*PROBLEM*
Pick out the lines below with "Where" and list them.

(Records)
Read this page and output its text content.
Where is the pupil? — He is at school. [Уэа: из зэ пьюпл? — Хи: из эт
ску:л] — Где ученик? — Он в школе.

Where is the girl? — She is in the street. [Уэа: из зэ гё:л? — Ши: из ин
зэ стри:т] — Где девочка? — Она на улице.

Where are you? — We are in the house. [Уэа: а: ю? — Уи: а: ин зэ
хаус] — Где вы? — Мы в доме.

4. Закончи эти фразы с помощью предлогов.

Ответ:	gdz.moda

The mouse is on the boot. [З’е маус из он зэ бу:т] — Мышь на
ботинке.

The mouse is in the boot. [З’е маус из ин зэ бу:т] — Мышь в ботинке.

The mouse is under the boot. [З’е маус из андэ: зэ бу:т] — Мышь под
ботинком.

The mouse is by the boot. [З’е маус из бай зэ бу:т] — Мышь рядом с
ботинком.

*COMPLETED TASK*
Where is the pupil? — He is at school. [Уэа: из зэ пьюпл? — Хи: из эт
Where is the girl? — She is in the street. [Уэа: из зэ гё:л? — Ши: из ин
Where are you? — We are in the house. [Уэа: а: ю? — Уи: а: ин зэ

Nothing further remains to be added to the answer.